• DO THIS
Copy out all of the material exactly as presented.

• DATASET RECORDS
:::

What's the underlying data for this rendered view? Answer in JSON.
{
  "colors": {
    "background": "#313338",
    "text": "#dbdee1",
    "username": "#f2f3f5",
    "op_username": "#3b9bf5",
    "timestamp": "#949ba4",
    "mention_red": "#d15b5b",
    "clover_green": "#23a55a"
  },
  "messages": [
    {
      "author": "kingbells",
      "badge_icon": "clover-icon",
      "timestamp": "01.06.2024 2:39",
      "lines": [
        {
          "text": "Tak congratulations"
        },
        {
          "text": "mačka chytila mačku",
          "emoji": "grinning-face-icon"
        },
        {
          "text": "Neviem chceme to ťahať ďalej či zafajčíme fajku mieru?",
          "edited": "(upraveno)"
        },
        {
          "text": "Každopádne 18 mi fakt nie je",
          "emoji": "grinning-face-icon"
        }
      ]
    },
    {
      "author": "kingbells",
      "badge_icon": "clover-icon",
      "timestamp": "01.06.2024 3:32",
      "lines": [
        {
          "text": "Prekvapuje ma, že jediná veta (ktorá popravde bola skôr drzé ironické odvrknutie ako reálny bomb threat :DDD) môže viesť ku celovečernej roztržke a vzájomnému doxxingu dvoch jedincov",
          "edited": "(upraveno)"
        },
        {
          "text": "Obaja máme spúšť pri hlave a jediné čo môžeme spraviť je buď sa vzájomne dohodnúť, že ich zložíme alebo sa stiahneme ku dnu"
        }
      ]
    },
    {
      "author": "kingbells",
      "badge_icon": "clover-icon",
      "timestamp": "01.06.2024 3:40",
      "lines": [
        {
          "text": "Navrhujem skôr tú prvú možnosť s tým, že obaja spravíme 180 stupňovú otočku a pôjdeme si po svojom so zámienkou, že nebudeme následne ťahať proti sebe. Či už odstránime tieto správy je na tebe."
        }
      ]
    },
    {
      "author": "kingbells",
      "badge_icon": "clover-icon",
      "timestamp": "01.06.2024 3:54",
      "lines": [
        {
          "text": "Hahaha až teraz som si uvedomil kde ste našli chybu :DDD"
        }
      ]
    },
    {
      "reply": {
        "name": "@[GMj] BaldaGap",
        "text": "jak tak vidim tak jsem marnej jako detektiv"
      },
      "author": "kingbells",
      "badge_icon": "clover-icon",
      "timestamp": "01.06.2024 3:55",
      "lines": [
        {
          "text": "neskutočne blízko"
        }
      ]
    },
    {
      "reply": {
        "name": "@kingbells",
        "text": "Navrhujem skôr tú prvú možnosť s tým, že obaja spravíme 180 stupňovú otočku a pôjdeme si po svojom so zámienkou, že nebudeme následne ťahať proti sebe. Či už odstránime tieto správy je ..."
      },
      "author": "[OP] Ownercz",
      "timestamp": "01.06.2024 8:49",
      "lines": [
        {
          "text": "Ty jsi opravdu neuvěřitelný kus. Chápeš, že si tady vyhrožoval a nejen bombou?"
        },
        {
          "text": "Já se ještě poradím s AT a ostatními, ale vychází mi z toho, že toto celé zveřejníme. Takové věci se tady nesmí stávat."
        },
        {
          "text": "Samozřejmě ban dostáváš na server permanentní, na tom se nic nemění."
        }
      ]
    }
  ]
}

:::

• WRITTEN ANSWER
What's the underlying data for this rendered view? Answer in JSON.
{
  "colors": {
    "background": "#313338",
    "text": "#dbdee1",
    "username": "#f2f3f5",
    "op_username": "#3b9bf5",
    "timestamp": "#949ba4",
    "mention_red": "#d15b5b",
    "clover_green": "#23a55a"
  },
  "messages": [
    {
      "author": "kingbells",
      "badge_icon": "clover-icon",
      "timestamp": "01.06.2024 2:39",
      "lines": [
        {
          "text": "Tak congratulations"
        },
        {
          "text": "mačka chytila mačku",
          "emoji": "grinning-face-icon"
        },
        {
          "text": "Neviem chceme to ťahať ďalej či zafajčíme fajku mieru?",
          "edited": "(upraveno)"
        },
        {
          "text": "Každopádne 18 mi fakt nie je",
          "emoji": "grinning-face-icon"
        }
      ]
    },
    {
      "author": "kingbells",
      "badge_icon": "clover-icon",
      "timestamp": "01.06.2024 3:32",
      "lines": [
        {
          "text": "Prekvapuje ma, že jediná veta (ktorá popravde bola skôr drzé ironické odvrknutie ako reálny bomb threat :DDD) môže viesť ku celovečernej roztržke a vzájomnému doxxingu dvoch jedincov",
          "edited": "(upraveno)"
        },
        {
          "text": "Obaja máme spúšť pri hlave a jediné čo môžeme spraviť je buď sa vzájomne dohodnúť, že ich zložíme alebo sa stiahneme ku dnu"
        }
      ]
    },
    {
      "author": "kingbells",
      "badge_icon": "clover-icon",
      "timestamp": "01.06.2024 3:40",
      "lines": [
        {
          "text": "Navrhujem skôr tú prvú možnosť s tým, že obaja spravíme 180 stupňovú otočku a pôjdeme si po svojom so zámienkou, že nebudeme následne ťahať proti sebe. Či už odstránime tieto správy je na tebe."
        }
      ]
    },
    {
      "author": "kingbells",
      "badge_icon": "clover-icon",
      "timestamp": "01.06.2024 3:54",
      "lines": [
        {
          "text": "Hahaha až teraz som si uvedomil kde ste našli chybu :DDD"
        }
      ]
    },
    {
      "reply": {
        "name": "@[GMj] BaldaGap",
        "text": "jak tak vidim tak jsem marnej jako detektiv"
      },
      "author": "kingbells",
      "badge_icon": "clover-icon",
      "timestamp": "01.06.2024 3:55",
      "lines": [
        {
          "text": "neskutočne blízko"
        }
      ]
    },
    {
      "reply": {
        "name": "@kingbells",
        "text": "Navrhujem skôr tú prvú možnosť s tým, že obaja spravíme 180 stupňovú otočku a pôjdeme si po svojom so zámienkou, že nebudeme následne ťahať proti sebe. Či už odstránime tieto správy je ..."
      },
      "author": "[OP] Ownercz",
      "timestamp": "01.06.2024 8:49",
      "lines": [
        {
          "text": "Ty jsi opravdu neuvěřitelný kus. Chápeš, že si tady vyhrožoval a nejen bombou?"
        },
        {
          "text": "Já se ještě poradím s AT a ostatními, ale vychází mi z toho, že toto celé zveřejníme. Takové věci se tady nesmí stávat."
        },
        {
          "text": "Samozřejmě ban dostáváš na server permanentní, na tom se nic nemění."
        }
      ]
    }
  ]
}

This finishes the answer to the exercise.